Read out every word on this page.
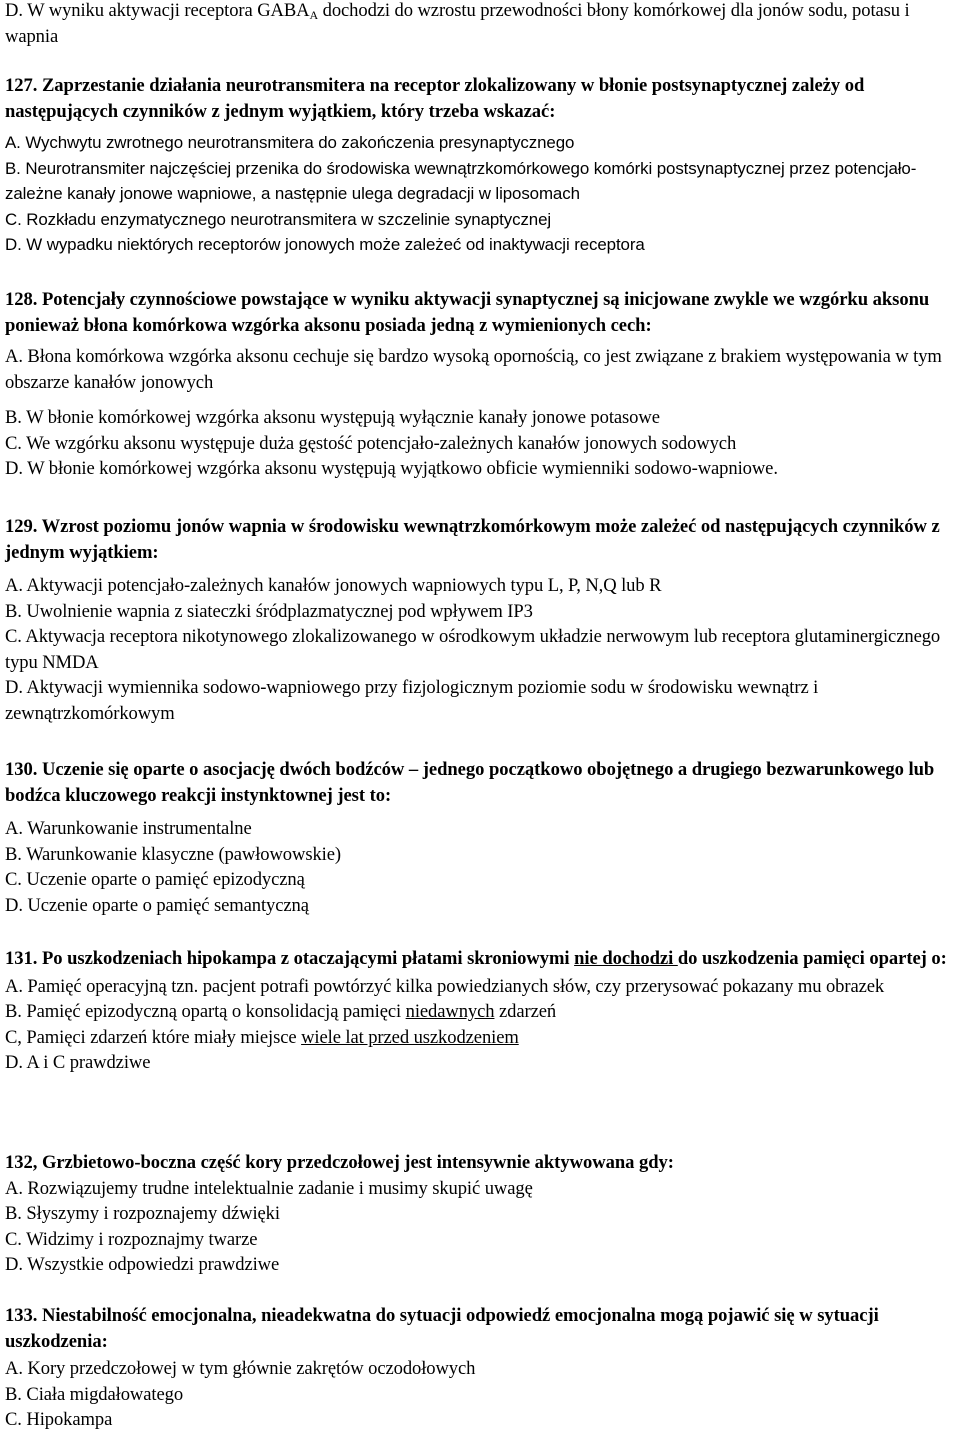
D. W wyniku aktywacji receptora $GABA_A$ dochodzi do wzrostu przewodności błony komórkowej dla jonów sodu, potasu i wapnia

127. Zaprzestanie działania neurotransmitera na receptor zlokalizowany w błonie postsynaptycznej zależy od następujących czynników z jednym wyjątkiem, który trzeba wskazać:

A. Wychwytu zwrotnego neurotransmitera do zakończenia presynaptycznego

B. Neurotransmiter najczęściej przenika do środowiska wewnątrzkomórkowego komórki postsynaptycznej przez potencjało-zależne kanały jonowe wapniowe, a następnie ulega degradacji w liposomach

C. Rozkładu enzymatycznego neurotransmitera w szczelinie synaptycznej

D. W wypadku niektórych receptorów jonowych może zależeć od inaktywacji receptora

128. Potencjały czynnościowe powstające w wyniku aktywacji synaptycznej są inicjowane zwykle we wzgórku aksonu ponieważ błona komórkowa wzgórka aksonu posiada jedną z wymienionych cech:

A. Błona komórkowa wzgórka aksonu cechuje się bardzo wysoką opornością, co jest związane z brakiem występowania w tym obszarze kanałów jonowych

B. W błonie komórkowej wzgórka aksonu występują wyłącznie kanały jonowe potasowe

C. We wzgórku aksonu występuje duża gęstość potencjało-zależnych kanałów jonowych sodowych

D. W błonie komórkowej wzgórka aksonu występują wyjątkowo obficie wymienniki sodowo-wapniowe.

129. Wzrost poziomu jonów wapnia w środowisku wewnątrzkomórkowym może zależeć od następujących czynników z jednym wyjątkiem:

A. Aktywacji potencjało-zależnych kanałów jonowych wapniowych typu L, P, N,Q lub R

B. Uwolnienie wapnia z siateczki śródplazmatycznej pod wpływem IP3

C. Aktywacja receptora nikotynowego zlokalizowanego w ośrodkowym układzie nerwowym lub receptora glutaminergicznego typu NMDA

D. Aktywacji wymiennika sodowo-wapniowego przy fizjologicznym poziomie sodu w środowisku wewnątrz i zewnątrzkomórkowym

130. Uczenie się oparte o asocjację dwóch bodźców – jednego początkowo obojętnego a drugiego bezwarunkowego lub bodźca kluczowego reakcji instynktownej jest to:

A. Warunkowanie instrumentalne

B. Warunkowanie klasyczne (pawłowowskie)

C. Uczenie oparte o pamięć epizodyczną

D. Uczenie oparte o pamięć semantyczną

131. Po uszkodzeniach hipokampa z otaczającymi płatami skroniowymi nie dochodzi do uszkodzenia pamięci opartej o:

A. Pamięć operacyjną tzn. pacjent potrafi powtórzyć kilka powiedzianych słów, czy przerysować pokazany mu obrazek

B. Pamięć epizodyczną opartą o konsolidacją pamięci niedawnych zdarzeń

C, Pamięci zdarzeń które miały miejsce wiele lat przed uszkodzeniem

D. A i C prawdziwe

132, Grzbietowo-boczna część kory przedczołowej jest intensywnie aktywowana gdy:

A. Rozwiązujemy trudne intelektualnie zadanie i musimy skupić uwagę

B. Słyszymy i rozpoznajemy dźwięki

C. Widzimy i rozpoznajmy twarze

D. Wszystkie odpowiedzi prawdziwe

133. Niestabilność emocjonalna, nieadekwatna do sytuacji odpowiedź emocjonalna mogą pojawić się w sytuacji uszkodzenia:

A. Kory przedczołowej w tym głównie zakrętów oczodołowych

B. Ciała migdałowatego

C. Hipokampa
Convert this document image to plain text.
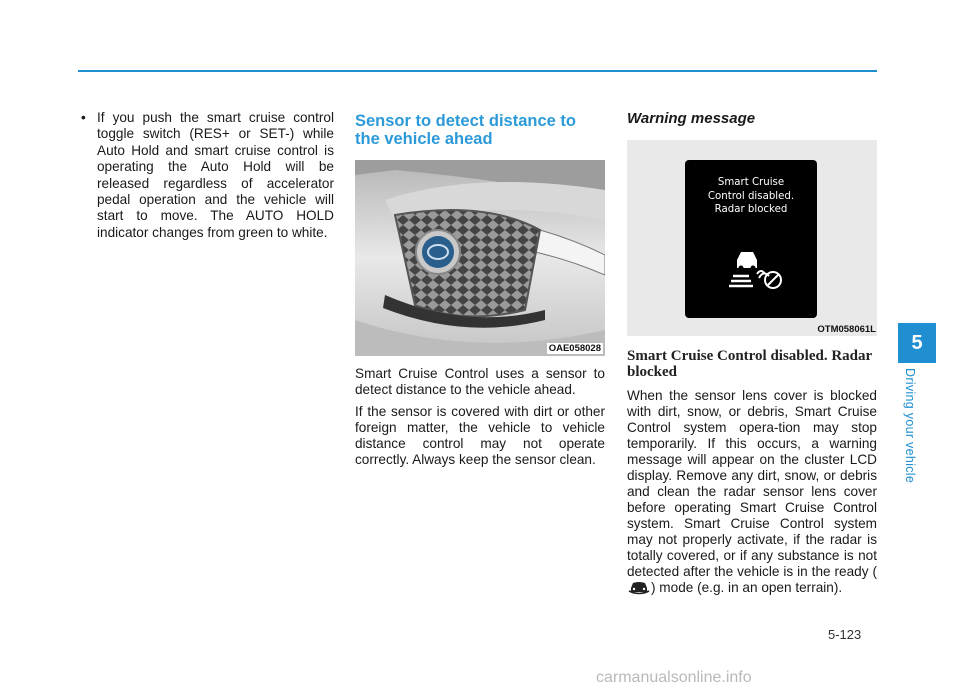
• If you push the smart cruise control toggle switch (RES+ or SET-) while Auto Hold and smart cruise control is operating the Auto Hold will be released regardless of accelerator pedal operation and the vehicle will start to move. The AUTO HOLD indicator changes from green to white.
Sensor to detect distance to the vehicle ahead
OAE058028

Smart Cruise Control uses a sensor to detect distance to the vehicle ahead.

If the sensor is covered with dirt or other foreign matter, the vehicle to vehicle distance control may not operate correctly. Always keep the sensor clean.

Warning message
Smart Cruise
Control disabled.
Radar blocked
OTM058061L
Smart Cruise Control disabled. Radar blocked

When the sensor lens cover is blocked with dirt, snow, or debris, Smart Cruise Control system opera-tion may stop temporarily. If this occurs, a warning message will appear on the cluster LCD display. Remove any dirt, snow, or debris and clean the radar sensor lens cover before operating Smart Cruise Control system. Smart Cruise Control system may not properly activate, if the radar is totally covered, or if any substance is not detected after the vehicle is in the ready () mode (e.g. in an open terrain).

5
Driving your vehicle
5-123
carmanualsonline.info
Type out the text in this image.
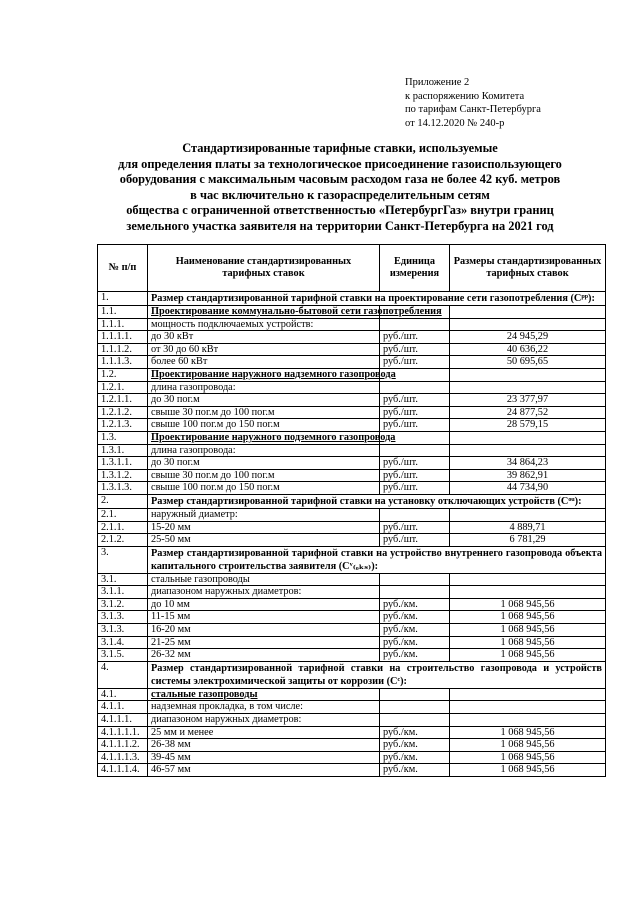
Приложение 2
к распоряжению Комитета
по тарифам Санкт-Петербурга
от 14.12.2020 № 240-р
Стандартизированные тарифные ставки, используемые
для определения платы за технологическое присоединение газоиспользующего
оборудования с максимальным часовым расходом газа не более 42 куб. метров
в час включительно к газораспределительным сетям
общества с ограниченной ответственностью «ПетербургГаз» внутри границ
земельного участка заявителя на территории Санкт-Петербурга на 2021 год
№ п/п	Наименование стандартизированных тарифных ставок	Единица измерения	Размеры стандартизированных тарифных ставок
1.	Размер стандартизированной тарифной ставки на проектирование сети газопотребления (Сᵖᵖ):		
1.1.	Проектирование коммунально-бытовой сети газопотребления		
1.1.1.	мощность подключаемых устройств:		
1.1.1.1.	до 30 кВт	руб./шт.	24 945,29
1.1.1.2.	от 30 до 60 кВт	руб./шт.	40 636,22
1.1.1.3.	более 60 кВт	руб./шт.	50 695,65
1.2.	Проектирование наружного надземного газопровода		
1.2.1.	длина газопровода:		
1.2.1.1.	до 30 пог.м	руб./шт.	23 377,97
1.2.1.2.	свыше 30 пог.м до 100 пог.м	руб./шт.	24 877,52
1.2.1.3.	свыше 100 пог.м до 150 пог.м	руб./шт.	28 579,15
1.3.	Проектирование наружного подземного газопровода		
1.3.1.	длина газопровода:		
1.3.1.1.	до 30 пог.м	руб./шт.	34 864,23
1.3.1.2.	свыше 30 пог.м до 100 пог.м	руб./шт.	39 862,91
1.3.1.3.	свыше 100 пог.м до 150 пог.м	руб./шт.	44 734,90
2.	Размер стандартизированной тарифной ставки на установку отключающих устройств (Сᵒᵘ):		
2.1.	наружный диаметр:		
2.1.1.	15-20 мм	руб./шт.	4 889,71
2.1.2.	25-50 мм	руб./шт.	6 781,29
3.	Размер стандартизированной тарифной ставки на устройство внутреннего газопровода объекта капитального строительства заявителя (Сᵛ₍ₒₖₛ₎):		
3.1.	стальные газопроводы		
3.1.1.	диапазоном наружных диаметров:		
3.1.2.	до 10 мм	руб./км.	1 068 945,56
3.1.3.	11-15 мм	руб./км.	1 068 945,56
3.1.3.	16-20 мм	руб./км.	1 068 945,56
3.1.4.	21-25 мм	руб./км.	1 068 945,56
3.1.5.	26-32 мм	руб./км.	1 068 945,56
4.	Размер стандартизированной тарифной ставки на строительство газопровода и устройств системы электрохимической защиты от коррозии (Сᶜ):		
4.1.	стальные газопроводы		
4.1.1.	надземная прокладка, в том числе:		
4.1.1.1.	диапазоном наружных диаметров:		
4.1.1.1.1.	25 мм и менее	руб./км.	1 068 945,56
4.1.1.1.2.	26-38 мм	руб./км.	1 068 945,56
4.1.1.1.3.	39-45 мм	руб./км.	1 068 945,56
4.1.1.1.4.	46-57 мм	руб./км.	1 068 945,56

-*-

> _CHALLENGE_:
Copy out the listing exactly as it stands, but not the pictures.

> _RESPONSE TO THE EXERCISE_:
Read out every word on this page.
D. W wyniku aktywacji receptora $GABA_A$ dochodzi do wzrostu przewodności błony komórkowej dla jonów sodu, potasu i wapnia

127. Zaprzestanie działania neurotransmitera na receptor zlokalizowany w błonie postsynaptycznej zależy od następujących czynników z jednym wyjątkiem, który trzeba wskazać:

A. Wychwytu zwrotnego neurotransmitera do zakończenia presynaptycznego

B. Neurotransmiter najczęściej przenika do środowiska wewnątrzkomórkowego komórki postsynaptycznej przez potencjało-zależne kanały jonowe wapniowe, a następnie ulega degradacji w liposomach

C. Rozkładu enzymatycznego neurotransmitera w szczelinie synaptycznej

D. W wypadku niektórych receptorów jonowych może zależeć od inaktywacji receptora

128. Potencjały czynnościowe powstające w wyniku aktywacji synaptycznej są inicjowane zwykle we wzgórku aksonu ponieważ błona komórkowa wzgórka aksonu posiada jedną z wymienionych cech:

A. Błona komórkowa wzgórka aksonu cechuje się bardzo wysoką opornością, co jest związane z brakiem występowania w tym obszarze kanałów jonowych

B. W błonie komórkowej wzgórka aksonu występują wyłącznie kanały jonowe potasowe

C. We wzgórku aksonu występuje duża gęstość potencjało-zależnych kanałów jonowych sodowych

D. W błonie komórkowej wzgórka aksonu występują wyjątkowo obficie wymienniki sodowo-wapniowe.

129. Wzrost poziomu jonów wapnia w środowisku wewnątrzkomórkowym może zależeć od następujących czynników z jednym wyjątkiem:

A. Aktywacji potencjało-zależnych kanałów jonowych wapniowych typu L, P, N,Q lub R

B. Uwolnienie wapnia z siateczki śródplazmatycznej pod wpływem IP3

C. Aktywacja receptora nikotynowego zlokalizowanego w ośrodkowym układzie nerwowym lub receptora glutaminergicznego typu NMDA

D. Aktywacji wymiennika sodowo-wapniowego przy fizjologicznym poziomie sodu w środowisku wewnątrz i zewnątrzkomórkowym

130. Uczenie się oparte o asocjację dwóch bodźców – jednego początkowo obojętnego a drugiego bezwarunkowego lub bodźca kluczowego reakcji instynktownej jest to:

A. Warunkowanie instrumentalne

B. Warunkowanie klasyczne (pawłowowskie)

C. Uczenie oparte o pamięć epizodyczną

D. Uczenie oparte o pamięć semantyczną

131. Po uszkodzeniach hipokampa z otaczającymi płatami skroniowymi nie dochodzi do uszkodzenia pamięci opartej o:

A. Pamięć operacyjną tzn. pacjent potrafi powtórzyć kilka powiedzianych słów, czy przerysować pokazany mu obrazek

B. Pamięć epizodyczną opartą o konsolidacją pamięci niedawnych zdarzeń

C, Pamięci zdarzeń które miały miejsce wiele lat przed uszkodzeniem

D. A i C prawdziwe

132, Grzbietowo-boczna część kory przedczołowej jest intensywnie aktywowana gdy:

A. Rozwiązujemy trudne intelektualnie zadanie i musimy skupić uwagę

B. Słyszymy i rozpoznajemy dźwięki

C. Widzimy i rozpoznajmy twarze

D. Wszystkie odpowiedzi prawdziwe

133. Niestabilność emocjonalna, nieadekwatna do sytuacji odpowiedź emocjonalna mogą pojawić się w sytuacji uszkodzenia:

A. Kory przedczołowej w tym głównie zakrętów oczodołowych

B. Ciała migdałowatego

C. Hipokampa
Convert this document image to plain text.
• If you push the smart cruise control toggle switch (RES+ or SET-) while Auto Hold and smart cruise control is operating the Auto Hold will be released regardless of accelerator pedal operation and the vehicle will start to move. The AUTO HOLD indicator changes from green to white.
Sensor to detect distance to the vehicle ahead
OAE058028

Smart Cruise Control uses a sensor to detect distance to the vehicle ahead.

If the sensor is covered with dirt or other foreign matter, the vehicle to vehicle distance control may not operate correctly. Always keep the sensor clean.

Warning message
Smart Cruise
Control disabled.
Radar blocked
OTM058061L
Smart Cruise Control disabled. Radar blocked

When the sensor lens cover is blocked with dirt, snow, or debris, Smart Cruise Control system opera-tion may stop temporarily. If this occurs, a warning message will appear on the cluster LCD display. Remove any dirt, snow, or debris and clean the radar sensor lens cover before operating Smart Cruise Control system. Smart Cruise Control system may not properly activate, if the radar is totally covered, or if any substance is not detected after the vehicle is in the ready () mode (e.g. in an open terrain).

5
Driving your vehicle
5-123
carmanualsonline.info
Type out the text in this image.
Приложение 2
к распоряжению Комитета
по тарифам Санкт-Петербурга
от 14.12.2020 № 240-р
Стандартизированные тарифные ставки, используемые
для определения платы за технологическое присоединение газоиспользующего
оборудования с максимальным часовым расходом газа не более 42 куб. метров
в час включительно к газораспределительным сетям
общества с ограниченной ответственностью «ПетербургГаз» внутри границ
земельного участка заявителя на территории Санкт-Петербурга на 2021 год
№ п/п	Наименование стандартизированных тарифных ставок	Единица измерения	Размеры стандартизированных тарифных ставок
1.	Размер стандартизированной тарифной ставки на проектирование сети газопотребления (Сᵖᵖ):		
1.1.	Проектирование коммунально-бытовой сети газопотребления		
1.1.1.	мощность подключаемых устройств:		
1.1.1.1.	до 30 кВт	руб./шт.	24 945,29
1.1.1.2.	от 30 до 60 кВт	руб./шт.	40 636,22
1.1.1.3.	более 60 кВт	руб./шт.	50 695,65
1.2.	Проектирование наружного надземного газопровода		
1.2.1.	длина газопровода:		
1.2.1.1.	до 30 пог.м	руб./шт.	23 377,97
1.2.1.2.	свыше 30 пог.м до 100 пог.м	руб./шт.	24 877,52
1.2.1.3.	свыше 100 пог.м до 150 пог.м	руб./шт.	28 579,15
1.3.	Проектирование наружного подземного газопровода		
1.3.1.	длина газопровода:		
1.3.1.1.	до 30 пог.м	руб./шт.	34 864,23
1.3.1.2.	свыше 30 пог.м до 100 пог.м	руб./шт.	39 862,91
1.3.1.3.	свыше 100 пог.м до 150 пог.м	руб./шт.	44 734,90
2.	Размер стандартизированной тарифной ставки на установку отключающих устройств (Сᵒᵘ):		
2.1.	наружный диаметр:		
2.1.1.	15-20 мм	руб./шт.	4 889,71
2.1.2.	25-50 мм	руб./шт.	6 781,29
3.	Размер стандартизированной тарифной ставки на устройство внутреннего газопровода объекта капитального строительства заявителя (Сᵛ₍ₒₖₛ₎):		
3.1.	стальные газопроводы		
3.1.1.	диапазоном наружных диаметров:		
3.1.2.	до 10 мм	руб./км.	1 068 945,56
3.1.3.	11-15 мм	руб./км.	1 068 945,56
3.1.3.	16-20 мм	руб./км.	1 068 945,56
3.1.4.	21-25 мм	руб./км.	1 068 945,56
3.1.5.	26-32 мм	руб./км.	1 068 945,56
4.	Размер стандартизированной тарифной ставки на строительство газопровода и устройств системы электрохимической защиты от коррозии (Сᶜ):		
4.1.	стальные газопроводы		
4.1.1.	надземная прокладка, в том числе:		
4.1.1.1.	диапазоном наружных диаметров:		
4.1.1.1.1.	25 мм и менее	руб./км.	1 068 945,56
4.1.1.1.2.	26-38 мм	руб./км.	1 068 945,56
4.1.1.1.3.	39-45 мм	руб./км.	1 068 945,56
4.1.1.1.4.	46-57 мм	руб./км.	1 068 945,56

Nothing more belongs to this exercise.